### AIM OF THE TASK
Copy out, unchanged, the stretch of rows below from the first row through the row containing "nav-tab-daily-items[interactable]: 当日物品 —", both included.

### RECORDS SUPPLIED
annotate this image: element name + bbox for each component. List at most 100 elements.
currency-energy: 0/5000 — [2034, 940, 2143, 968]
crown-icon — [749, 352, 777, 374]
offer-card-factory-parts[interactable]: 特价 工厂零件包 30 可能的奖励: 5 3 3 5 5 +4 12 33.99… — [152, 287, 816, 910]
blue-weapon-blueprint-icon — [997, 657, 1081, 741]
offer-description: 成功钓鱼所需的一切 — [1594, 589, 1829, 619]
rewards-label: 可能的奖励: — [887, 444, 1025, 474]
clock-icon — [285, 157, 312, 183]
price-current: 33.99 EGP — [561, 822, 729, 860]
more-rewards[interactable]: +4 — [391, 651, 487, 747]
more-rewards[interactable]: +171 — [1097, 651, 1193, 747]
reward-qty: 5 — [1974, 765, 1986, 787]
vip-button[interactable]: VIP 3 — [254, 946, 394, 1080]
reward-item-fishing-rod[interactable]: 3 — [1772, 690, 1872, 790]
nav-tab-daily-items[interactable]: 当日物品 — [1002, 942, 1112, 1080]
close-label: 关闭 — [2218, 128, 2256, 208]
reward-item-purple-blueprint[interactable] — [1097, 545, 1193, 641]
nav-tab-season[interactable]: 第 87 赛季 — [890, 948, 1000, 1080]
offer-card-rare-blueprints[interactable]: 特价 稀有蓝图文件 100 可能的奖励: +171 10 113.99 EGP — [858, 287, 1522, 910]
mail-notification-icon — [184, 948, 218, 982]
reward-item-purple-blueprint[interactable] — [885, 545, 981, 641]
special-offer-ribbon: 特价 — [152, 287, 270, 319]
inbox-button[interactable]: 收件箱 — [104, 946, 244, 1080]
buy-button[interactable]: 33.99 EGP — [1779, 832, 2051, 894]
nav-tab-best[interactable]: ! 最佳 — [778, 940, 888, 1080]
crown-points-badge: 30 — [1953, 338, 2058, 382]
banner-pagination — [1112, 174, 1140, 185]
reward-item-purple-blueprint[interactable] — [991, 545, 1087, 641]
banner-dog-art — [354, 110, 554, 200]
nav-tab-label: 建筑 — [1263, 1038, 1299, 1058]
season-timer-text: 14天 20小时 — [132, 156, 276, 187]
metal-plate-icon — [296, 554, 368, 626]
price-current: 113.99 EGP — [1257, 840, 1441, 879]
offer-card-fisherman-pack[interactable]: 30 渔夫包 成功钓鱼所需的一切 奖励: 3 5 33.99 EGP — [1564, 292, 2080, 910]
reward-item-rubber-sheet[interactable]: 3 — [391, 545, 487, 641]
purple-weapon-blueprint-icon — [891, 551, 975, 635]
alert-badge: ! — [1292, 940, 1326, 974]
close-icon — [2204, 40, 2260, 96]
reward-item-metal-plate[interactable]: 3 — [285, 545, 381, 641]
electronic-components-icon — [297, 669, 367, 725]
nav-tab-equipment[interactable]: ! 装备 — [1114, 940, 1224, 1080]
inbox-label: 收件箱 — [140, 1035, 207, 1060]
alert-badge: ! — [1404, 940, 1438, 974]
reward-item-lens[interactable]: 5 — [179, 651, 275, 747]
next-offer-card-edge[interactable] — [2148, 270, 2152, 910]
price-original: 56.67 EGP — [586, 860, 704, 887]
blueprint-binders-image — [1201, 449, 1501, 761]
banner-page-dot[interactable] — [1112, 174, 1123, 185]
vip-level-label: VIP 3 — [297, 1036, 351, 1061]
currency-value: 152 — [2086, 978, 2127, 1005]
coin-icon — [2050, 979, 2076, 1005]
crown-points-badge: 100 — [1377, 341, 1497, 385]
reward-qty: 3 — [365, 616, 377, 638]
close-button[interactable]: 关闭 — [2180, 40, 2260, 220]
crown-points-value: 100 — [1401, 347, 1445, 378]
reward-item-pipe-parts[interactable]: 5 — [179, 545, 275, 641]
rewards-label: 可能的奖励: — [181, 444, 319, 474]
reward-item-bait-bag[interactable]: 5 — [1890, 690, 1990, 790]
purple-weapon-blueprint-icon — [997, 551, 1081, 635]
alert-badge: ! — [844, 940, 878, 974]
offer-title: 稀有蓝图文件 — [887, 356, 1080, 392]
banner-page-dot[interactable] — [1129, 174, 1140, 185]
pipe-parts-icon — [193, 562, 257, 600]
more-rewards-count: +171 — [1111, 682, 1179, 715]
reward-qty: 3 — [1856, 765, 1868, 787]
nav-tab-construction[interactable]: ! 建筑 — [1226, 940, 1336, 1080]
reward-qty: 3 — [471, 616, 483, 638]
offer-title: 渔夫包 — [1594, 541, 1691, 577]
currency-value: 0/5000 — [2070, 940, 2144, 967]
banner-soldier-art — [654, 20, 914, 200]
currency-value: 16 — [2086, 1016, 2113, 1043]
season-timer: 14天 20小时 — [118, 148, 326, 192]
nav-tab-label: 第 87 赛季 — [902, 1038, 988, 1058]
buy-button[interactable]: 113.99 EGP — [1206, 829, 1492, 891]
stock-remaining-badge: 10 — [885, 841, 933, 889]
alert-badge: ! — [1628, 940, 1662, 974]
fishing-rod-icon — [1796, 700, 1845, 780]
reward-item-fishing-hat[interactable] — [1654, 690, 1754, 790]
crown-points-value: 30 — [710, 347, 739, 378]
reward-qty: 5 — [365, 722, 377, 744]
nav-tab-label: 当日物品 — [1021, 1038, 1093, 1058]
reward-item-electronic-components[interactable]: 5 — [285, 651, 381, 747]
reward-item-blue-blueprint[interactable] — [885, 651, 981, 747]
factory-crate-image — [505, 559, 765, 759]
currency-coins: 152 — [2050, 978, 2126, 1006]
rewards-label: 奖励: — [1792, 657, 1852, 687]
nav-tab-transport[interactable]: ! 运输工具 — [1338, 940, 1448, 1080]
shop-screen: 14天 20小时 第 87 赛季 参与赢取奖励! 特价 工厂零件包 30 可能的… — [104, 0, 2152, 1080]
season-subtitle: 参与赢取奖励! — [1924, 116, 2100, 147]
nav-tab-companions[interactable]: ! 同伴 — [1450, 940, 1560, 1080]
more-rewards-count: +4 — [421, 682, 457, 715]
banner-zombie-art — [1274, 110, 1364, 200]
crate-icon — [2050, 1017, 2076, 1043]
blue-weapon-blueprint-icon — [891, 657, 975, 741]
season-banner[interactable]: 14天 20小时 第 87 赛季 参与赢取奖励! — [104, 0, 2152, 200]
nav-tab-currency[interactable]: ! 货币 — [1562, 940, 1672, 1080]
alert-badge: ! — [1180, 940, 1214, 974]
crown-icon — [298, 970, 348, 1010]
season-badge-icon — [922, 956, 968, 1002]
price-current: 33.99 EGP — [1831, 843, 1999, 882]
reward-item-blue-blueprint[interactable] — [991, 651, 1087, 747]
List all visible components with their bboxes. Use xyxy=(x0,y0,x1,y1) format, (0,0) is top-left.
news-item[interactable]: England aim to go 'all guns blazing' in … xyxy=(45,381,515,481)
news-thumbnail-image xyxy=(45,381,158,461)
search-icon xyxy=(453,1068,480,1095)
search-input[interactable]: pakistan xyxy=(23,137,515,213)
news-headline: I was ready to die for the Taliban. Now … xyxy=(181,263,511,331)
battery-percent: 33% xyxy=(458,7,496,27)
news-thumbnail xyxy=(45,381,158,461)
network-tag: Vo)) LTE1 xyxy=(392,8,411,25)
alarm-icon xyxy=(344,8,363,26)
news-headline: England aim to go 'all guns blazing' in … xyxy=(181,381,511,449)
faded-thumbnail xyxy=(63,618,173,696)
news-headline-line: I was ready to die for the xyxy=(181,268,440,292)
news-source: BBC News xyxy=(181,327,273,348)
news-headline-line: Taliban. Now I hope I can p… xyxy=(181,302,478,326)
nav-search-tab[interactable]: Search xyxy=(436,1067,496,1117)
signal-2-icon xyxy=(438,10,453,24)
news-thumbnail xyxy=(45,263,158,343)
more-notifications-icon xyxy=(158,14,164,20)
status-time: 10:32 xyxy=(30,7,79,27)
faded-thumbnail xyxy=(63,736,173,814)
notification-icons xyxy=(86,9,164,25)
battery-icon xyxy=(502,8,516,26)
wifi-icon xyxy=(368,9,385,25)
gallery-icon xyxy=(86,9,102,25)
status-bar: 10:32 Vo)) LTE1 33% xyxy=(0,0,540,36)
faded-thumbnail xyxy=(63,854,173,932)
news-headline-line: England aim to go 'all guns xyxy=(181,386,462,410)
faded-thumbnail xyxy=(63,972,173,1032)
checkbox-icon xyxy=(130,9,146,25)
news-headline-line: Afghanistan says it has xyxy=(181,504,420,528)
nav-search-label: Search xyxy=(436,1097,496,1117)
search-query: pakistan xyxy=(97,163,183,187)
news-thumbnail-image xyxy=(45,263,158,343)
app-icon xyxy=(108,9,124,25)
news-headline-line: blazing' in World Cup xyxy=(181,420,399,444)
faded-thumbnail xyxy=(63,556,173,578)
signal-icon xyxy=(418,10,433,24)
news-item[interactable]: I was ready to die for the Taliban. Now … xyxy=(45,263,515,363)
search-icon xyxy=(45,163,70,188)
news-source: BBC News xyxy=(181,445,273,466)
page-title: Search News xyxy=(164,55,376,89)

### EXERCISE ANSWER
annotate this image: element name + bbox for each component. List at most 100 elements.
currency-energy: 0/5000 — [2034, 940, 2143, 968]
crown-icon — [749, 352, 777, 374]
offer-card-factory-parts[interactable]: 特价 工厂零件包 30 可能的奖励: 5 3 3 5 5 +4 12 33.99… — [152, 287, 816, 910]
blue-weapon-blueprint-icon — [997, 657, 1081, 741]
offer-description: 成功钓鱼所需的一切 — [1594, 589, 1829, 619]
rewards-label: 可能的奖励: — [887, 444, 1025, 474]
clock-icon — [285, 157, 312, 183]
price-current: 33.99 EGP — [561, 822, 729, 860]
more-rewards[interactable]: +4 — [391, 651, 487, 747]
more-rewards[interactable]: +171 — [1097, 651, 1193, 747]
reward-qty: 5 — [1974, 765, 1986, 787]
vip-button[interactable]: VIP 3 — [254, 946, 394, 1080]
reward-item-fishing-rod[interactable]: 3 — [1772, 690, 1872, 790]
nav-tab-daily-items[interactable]: 当日物品 — [1002, 942, 1112, 1080]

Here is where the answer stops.